__Set exercise__
Images appear in the records below; leave them out and repeat everything else exactly.

__Input material__
○ ○ ○ ○ ○

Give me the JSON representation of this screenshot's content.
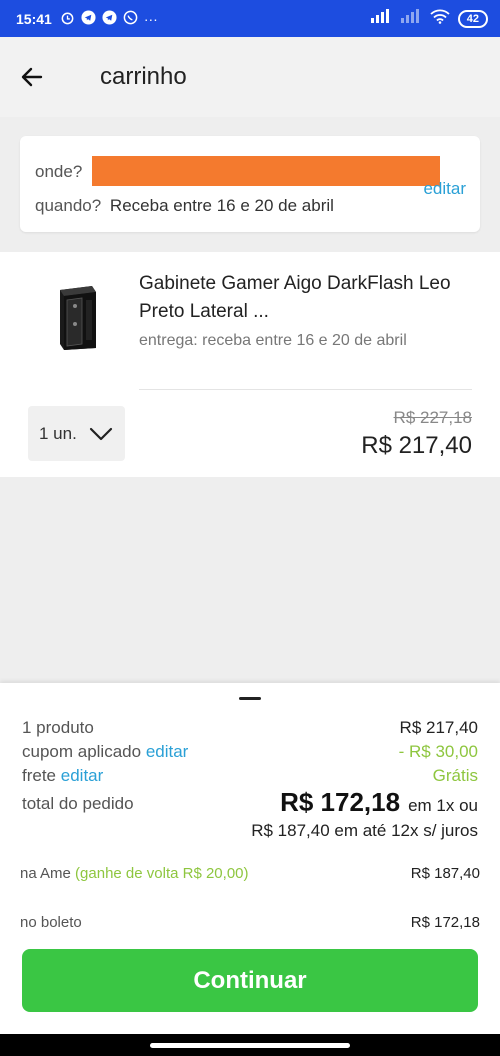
{
  "status_bar": {
    "time": "15:41",
    "battery": "42"
  },
  "header": {
    "title": "carrinho"
  },
  "delivery": {
    "where_label": "onde?",
    "when_label": "quando?",
    "when_value": "Receba entre 16 e 20 de abril",
    "edit_label": "editar"
  },
  "product": {
    "title": "Gabinete Gamer Aigo DarkFlash Leo Preto Lateral ...",
    "delivery_text": "entrega: receba entre 16 e 20 de abril",
    "quantity": "1 un.",
    "price_old": "R$ 227,18",
    "price_new": "R$ 217,40"
  },
  "summary": {
    "products_label": "1 produto",
    "products_value": "R$ 217,40",
    "coupon_label": "cupom aplicado",
    "coupon_edit": "editar",
    "coupon_value": "- R$ 30,00",
    "shipping_label": "frete",
    "shipping_edit": "editar",
    "shipping_value": "Grátis",
    "total_label": "total do pedido",
    "total_value": "R$ 172,18",
    "total_suffix": "em 1x ou",
    "installments": "R$ 187,40 em até 12x s/ juros",
    "ame_label": "na Ame",
    "ame_bonus": "(ganhe de volta R$ 20,00)",
    "ame_value": "R$ 187,40",
    "boleto_label": "no boleto",
    "boleto_value": "R$ 172,18",
    "continue_label": "Continuar"
  },
  "colors": {
    "status_bar": "#1d4de0",
    "link": "#2aa0d6",
    "green": "#8ec63f",
    "button": "#3ac644",
    "redaction": "#f47a2e"
  }
}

○ ○ ○ ○ ○

__Solution below__
Give me the JSON representation of this screenshot's content.
{
  "status_bar": {
    "time": "15:41",
    "battery": "42"
  },
  "header": {
    "title": "carrinho"
  },
  "delivery": {
    "where_label": "onde?",
    "when_label": "quando?",
    "when_value": "Receba entre 16 e 20 de abril",
    "edit_label": "editar"
  },
  "product": {
    "title": "Gabinete Gamer Aigo DarkFlash Leo Preto Lateral ...",
    "delivery_text": "entrega: receba entre 16 e 20 de abril",
    "quantity": "1 un.",
    "price_old": "R$ 227,18",
    "price_new": "R$ 217,40"
  },
  "summary": {
    "products_label": "1 produto",
    "products_value": "R$ 217,40",
    "coupon_label": "cupom aplicado",
    "coupon_edit": "editar",
    "coupon_value": "- R$ 30,00",
    "shipping_label": "frete",
    "shipping_edit": "editar",
    "shipping_value": "Grátis",
    "total_label": "total do pedido",
    "total_value": "R$ 172,18",
    "total_suffix": "em 1x ou",
    "installments": "R$ 187,40 em até 12x s/ juros",
    "ame_label": "na Ame",
    "ame_bonus": "(ganhe de volta R$ 20,00)",
    "ame_value": "R$ 187,40",
    "boleto_label": "no boleto",
    "boleto_value": "R$ 172,18",
    "continue_label": "Continuar"
  },
  "colors": {
    "status_bar": "#1d4de0",
    "link": "#2aa0d6",
    "green": "#8ec63f",
    "button": "#3ac644",
    "redaction": "#f47a2e"
  }
}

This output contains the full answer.